**GIVEN PROBLEM:** Note each line of the listing that contains the string "회재선생", and copy it.

(Data entries)

******

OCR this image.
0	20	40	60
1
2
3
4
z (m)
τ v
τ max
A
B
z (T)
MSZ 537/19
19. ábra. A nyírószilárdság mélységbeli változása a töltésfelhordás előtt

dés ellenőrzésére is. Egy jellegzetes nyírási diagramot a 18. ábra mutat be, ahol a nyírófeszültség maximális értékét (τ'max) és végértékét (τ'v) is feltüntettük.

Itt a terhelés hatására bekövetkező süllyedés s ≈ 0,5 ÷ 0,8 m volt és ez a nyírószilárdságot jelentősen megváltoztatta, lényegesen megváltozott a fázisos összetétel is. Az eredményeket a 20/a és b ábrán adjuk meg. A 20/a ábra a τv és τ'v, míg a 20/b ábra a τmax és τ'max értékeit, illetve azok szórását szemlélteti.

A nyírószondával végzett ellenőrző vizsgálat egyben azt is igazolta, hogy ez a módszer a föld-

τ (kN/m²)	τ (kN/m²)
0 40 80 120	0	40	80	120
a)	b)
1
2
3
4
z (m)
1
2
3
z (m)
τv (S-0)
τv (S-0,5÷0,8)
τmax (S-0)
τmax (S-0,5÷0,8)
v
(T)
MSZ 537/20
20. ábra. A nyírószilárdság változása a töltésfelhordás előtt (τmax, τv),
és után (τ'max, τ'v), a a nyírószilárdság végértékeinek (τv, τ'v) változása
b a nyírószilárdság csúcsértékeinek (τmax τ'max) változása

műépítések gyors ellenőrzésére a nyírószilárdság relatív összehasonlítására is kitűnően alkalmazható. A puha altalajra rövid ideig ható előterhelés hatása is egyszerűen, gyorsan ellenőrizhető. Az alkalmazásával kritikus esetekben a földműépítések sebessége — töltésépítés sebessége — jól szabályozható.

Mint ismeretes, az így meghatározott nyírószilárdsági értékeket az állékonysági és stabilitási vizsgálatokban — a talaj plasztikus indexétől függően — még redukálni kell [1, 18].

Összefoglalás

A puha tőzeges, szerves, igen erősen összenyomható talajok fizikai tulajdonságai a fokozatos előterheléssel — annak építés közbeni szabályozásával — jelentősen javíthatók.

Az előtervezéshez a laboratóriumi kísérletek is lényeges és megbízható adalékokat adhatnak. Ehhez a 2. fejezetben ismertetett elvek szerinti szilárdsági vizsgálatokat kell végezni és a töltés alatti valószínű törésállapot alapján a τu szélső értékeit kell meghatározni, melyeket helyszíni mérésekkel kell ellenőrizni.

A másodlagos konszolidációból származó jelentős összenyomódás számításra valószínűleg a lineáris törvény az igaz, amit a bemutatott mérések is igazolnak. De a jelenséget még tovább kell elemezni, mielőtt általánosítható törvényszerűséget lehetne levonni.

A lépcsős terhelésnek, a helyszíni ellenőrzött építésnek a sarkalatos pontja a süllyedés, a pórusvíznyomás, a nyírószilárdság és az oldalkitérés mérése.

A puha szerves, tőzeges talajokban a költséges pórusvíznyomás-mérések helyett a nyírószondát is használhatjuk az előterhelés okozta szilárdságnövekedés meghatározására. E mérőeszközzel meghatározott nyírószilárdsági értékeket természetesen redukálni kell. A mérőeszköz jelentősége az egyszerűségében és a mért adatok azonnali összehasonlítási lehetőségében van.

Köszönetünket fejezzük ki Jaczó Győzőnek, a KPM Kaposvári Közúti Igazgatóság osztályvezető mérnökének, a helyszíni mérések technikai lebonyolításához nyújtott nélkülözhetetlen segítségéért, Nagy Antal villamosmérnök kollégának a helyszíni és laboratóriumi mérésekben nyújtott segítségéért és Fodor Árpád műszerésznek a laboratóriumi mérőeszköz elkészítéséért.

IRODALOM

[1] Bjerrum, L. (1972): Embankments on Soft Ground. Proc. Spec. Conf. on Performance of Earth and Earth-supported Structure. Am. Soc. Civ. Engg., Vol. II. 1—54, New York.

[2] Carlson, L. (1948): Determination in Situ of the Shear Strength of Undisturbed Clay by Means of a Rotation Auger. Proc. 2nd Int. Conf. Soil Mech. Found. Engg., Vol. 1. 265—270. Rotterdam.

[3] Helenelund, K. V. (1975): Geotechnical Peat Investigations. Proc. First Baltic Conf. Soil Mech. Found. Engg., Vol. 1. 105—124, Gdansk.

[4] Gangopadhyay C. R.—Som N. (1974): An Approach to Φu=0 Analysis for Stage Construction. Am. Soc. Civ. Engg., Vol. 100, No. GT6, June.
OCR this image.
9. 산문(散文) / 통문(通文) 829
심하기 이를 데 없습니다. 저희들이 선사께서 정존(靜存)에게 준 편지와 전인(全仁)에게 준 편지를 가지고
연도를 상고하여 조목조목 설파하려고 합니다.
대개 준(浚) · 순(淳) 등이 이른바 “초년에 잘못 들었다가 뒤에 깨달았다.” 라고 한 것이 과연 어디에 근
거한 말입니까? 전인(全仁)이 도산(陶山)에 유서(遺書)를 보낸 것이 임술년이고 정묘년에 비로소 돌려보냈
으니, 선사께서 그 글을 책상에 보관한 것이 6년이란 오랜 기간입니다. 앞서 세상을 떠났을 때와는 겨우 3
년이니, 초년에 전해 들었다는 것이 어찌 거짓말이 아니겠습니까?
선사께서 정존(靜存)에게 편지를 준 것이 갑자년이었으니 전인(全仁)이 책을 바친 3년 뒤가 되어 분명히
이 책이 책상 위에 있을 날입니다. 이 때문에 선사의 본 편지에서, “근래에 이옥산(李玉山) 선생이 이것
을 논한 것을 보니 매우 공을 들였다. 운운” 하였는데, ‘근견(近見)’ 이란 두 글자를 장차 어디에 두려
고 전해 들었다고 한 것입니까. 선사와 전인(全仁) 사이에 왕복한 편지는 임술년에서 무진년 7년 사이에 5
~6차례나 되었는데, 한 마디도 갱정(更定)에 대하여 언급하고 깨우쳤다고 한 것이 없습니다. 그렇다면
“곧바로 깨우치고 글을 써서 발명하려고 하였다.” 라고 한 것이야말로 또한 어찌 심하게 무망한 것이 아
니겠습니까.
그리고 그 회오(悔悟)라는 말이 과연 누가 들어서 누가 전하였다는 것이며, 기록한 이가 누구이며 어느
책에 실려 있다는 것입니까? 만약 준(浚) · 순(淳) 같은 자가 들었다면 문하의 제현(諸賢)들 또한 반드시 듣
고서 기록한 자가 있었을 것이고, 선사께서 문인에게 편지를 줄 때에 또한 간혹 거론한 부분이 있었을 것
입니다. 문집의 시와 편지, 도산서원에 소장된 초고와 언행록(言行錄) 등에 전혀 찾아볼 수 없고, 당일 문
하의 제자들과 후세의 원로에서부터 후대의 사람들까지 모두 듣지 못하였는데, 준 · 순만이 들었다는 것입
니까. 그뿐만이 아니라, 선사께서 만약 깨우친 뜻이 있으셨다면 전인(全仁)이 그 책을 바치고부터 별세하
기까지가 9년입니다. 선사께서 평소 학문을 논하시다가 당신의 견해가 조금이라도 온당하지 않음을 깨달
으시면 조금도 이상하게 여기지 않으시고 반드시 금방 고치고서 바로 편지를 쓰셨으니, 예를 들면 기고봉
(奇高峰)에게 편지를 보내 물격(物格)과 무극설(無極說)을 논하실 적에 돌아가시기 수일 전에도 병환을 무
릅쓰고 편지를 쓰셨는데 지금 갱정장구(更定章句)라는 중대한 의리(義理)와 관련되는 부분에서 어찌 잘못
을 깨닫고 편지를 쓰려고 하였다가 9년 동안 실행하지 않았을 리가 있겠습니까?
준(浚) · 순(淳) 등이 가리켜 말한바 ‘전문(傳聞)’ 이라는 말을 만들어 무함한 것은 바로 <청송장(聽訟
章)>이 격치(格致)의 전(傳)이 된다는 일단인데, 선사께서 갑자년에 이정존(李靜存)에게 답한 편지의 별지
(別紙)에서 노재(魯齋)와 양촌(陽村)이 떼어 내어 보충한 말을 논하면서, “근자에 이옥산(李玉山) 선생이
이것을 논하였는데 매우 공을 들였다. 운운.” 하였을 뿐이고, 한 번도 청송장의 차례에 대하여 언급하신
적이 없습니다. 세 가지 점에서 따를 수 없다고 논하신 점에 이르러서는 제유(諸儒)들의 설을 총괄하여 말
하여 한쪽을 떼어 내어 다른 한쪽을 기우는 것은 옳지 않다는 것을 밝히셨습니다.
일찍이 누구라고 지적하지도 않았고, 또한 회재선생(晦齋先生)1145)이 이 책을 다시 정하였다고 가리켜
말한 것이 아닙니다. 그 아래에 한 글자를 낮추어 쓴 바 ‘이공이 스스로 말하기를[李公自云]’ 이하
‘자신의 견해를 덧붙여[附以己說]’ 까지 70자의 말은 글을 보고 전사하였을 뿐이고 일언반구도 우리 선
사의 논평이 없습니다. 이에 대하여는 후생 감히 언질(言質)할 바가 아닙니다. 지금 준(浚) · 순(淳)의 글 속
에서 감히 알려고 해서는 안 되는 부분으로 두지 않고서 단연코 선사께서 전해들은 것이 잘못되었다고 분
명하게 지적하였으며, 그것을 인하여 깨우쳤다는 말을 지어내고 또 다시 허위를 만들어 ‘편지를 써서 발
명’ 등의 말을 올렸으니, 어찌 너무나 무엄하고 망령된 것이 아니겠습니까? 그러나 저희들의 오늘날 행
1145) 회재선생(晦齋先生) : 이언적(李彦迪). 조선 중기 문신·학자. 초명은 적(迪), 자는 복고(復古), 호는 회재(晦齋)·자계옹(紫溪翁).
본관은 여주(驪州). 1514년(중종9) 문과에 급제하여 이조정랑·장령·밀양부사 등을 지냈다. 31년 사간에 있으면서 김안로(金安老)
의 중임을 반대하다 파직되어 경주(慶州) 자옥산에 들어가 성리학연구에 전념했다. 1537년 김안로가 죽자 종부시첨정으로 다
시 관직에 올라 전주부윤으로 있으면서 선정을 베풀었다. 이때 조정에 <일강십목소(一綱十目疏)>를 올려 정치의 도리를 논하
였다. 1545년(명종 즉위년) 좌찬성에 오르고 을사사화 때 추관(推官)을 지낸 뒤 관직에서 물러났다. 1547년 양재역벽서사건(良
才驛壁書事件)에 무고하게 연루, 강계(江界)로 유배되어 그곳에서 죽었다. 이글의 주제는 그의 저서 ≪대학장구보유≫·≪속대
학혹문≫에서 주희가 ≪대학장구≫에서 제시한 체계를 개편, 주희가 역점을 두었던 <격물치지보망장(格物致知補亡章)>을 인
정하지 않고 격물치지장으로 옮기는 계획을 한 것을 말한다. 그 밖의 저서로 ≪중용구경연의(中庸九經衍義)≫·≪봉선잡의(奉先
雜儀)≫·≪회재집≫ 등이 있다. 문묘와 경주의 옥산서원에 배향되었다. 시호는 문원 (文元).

******

**SOLUTION:**
일찍이 누구라고 지적하지도 않았고, 또한 회재선생(晦齋先生)1145)이 이 책을 다시 정하였다고 가리켜
1145) 회재선생(晦齋先生) : 이언적(李彦迪). 조선 중기 문신·학자. 초명은 적(迪), 자는 복고(復古), 호는 회재(晦齋)·자계옹(紫溪翁).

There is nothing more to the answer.